#### [What the task asks]
Lines that contain the string "text" are to be copied; leave out all others.

#### [Input rows]
__________________________________________________
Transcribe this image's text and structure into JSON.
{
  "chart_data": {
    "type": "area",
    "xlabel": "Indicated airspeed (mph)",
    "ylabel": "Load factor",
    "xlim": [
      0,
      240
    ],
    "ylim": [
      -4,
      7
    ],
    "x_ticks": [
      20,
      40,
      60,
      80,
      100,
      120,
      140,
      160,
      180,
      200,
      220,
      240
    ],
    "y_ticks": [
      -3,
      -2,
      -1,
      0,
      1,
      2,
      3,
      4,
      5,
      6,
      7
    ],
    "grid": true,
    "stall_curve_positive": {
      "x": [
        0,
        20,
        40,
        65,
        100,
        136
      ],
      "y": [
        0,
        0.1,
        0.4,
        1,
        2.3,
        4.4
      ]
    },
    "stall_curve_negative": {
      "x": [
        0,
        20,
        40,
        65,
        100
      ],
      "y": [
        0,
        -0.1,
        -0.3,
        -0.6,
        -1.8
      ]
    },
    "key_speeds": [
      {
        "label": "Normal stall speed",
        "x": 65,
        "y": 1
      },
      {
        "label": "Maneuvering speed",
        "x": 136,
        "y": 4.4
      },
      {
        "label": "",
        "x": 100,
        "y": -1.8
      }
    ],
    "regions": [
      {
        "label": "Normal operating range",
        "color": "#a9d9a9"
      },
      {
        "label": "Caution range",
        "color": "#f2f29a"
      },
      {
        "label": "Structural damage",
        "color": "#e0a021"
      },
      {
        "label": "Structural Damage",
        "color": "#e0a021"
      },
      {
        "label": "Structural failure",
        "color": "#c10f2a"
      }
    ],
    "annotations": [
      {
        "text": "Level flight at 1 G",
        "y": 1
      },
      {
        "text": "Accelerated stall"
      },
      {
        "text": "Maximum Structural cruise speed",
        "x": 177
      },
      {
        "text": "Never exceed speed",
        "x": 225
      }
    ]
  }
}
__________________________________________________
#### [Expected output]
Transcribe this image's text and structure into JSON.
        "text": "Level flight at 1 G",
        "text": "Accelerated stall"
        "text": "Maximum Structural cruise speed",
        "text": "Never exceed speed",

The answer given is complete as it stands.